→ SHORT EXERCISE
Reproduce all of the material exactly as shown.

→ INPUT
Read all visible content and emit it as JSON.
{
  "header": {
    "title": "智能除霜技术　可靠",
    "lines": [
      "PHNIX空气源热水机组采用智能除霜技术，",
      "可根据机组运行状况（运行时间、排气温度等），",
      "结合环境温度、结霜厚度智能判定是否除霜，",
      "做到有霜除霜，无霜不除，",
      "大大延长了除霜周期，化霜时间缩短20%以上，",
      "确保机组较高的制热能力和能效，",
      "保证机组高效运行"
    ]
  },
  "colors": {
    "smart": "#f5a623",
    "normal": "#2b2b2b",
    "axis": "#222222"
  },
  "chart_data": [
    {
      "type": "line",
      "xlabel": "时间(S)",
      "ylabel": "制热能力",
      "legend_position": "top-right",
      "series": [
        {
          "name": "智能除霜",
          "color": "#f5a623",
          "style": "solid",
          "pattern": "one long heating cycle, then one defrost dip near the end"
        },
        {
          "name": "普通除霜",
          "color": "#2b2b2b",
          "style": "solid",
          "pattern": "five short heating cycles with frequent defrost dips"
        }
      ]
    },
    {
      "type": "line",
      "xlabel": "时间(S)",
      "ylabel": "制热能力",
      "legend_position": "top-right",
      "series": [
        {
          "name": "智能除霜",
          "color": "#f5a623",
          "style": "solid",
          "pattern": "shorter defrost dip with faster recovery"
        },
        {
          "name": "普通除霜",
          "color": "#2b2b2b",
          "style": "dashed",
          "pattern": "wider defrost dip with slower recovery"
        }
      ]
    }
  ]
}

→ SOLUTION TO THIS EXERCISE
Read all visible content and emit it as JSON.
{
  "header": {
    "title": "智能除霜技术　可靠",
    "lines": [
      "PHNIX空气源热水机组采用智能除霜技术，",
      "可根据机组运行状况（运行时间、排气温度等），",
      "结合环境温度、结霜厚度智能判定是否除霜，",
      "做到有霜除霜，无霜不除，",
      "大大延长了除霜周期，化霜时间缩短20%以上，",
      "确保机组较高的制热能力和能效，",
      "保证机组高效运行"
    ]
  },
  "colors": {
    "smart": "#f5a623",
    "normal": "#2b2b2b",
    "axis": "#222222"
  },
  "chart_data": [
    {
      "type": "line",
      "xlabel": "时间(S)",
      "ylabel": "制热能力",
      "legend_position": "top-right",
      "series": [
        {
          "name": "智能除霜",
          "color": "#f5a623",
          "style": "solid",
          "pattern": "one long heating cycle, then one defrost dip near the end"
        },
        {
          "name": "普通除霜",
          "color": "#2b2b2b",
          "style": "solid",
          "pattern": "five short heating cycles with frequent defrost dips"
        }
      ]
    },
    {
      "type": "line",
      "xlabel": "时间(S)",
      "ylabel": "制热能力",
      "legend_position": "top-right",
      "series": [
        {
          "name": "智能除霜",
          "color": "#f5a623",
          "style": "solid",
          "pattern": "shorter defrost dip with faster recovery"
        },
        {
          "name": "普通除霜",
          "color": "#2b2b2b",
          "style": "dashed",
          "pattern": "wider defrost dip with slower recovery"
        }
      ]
    }
  ]
}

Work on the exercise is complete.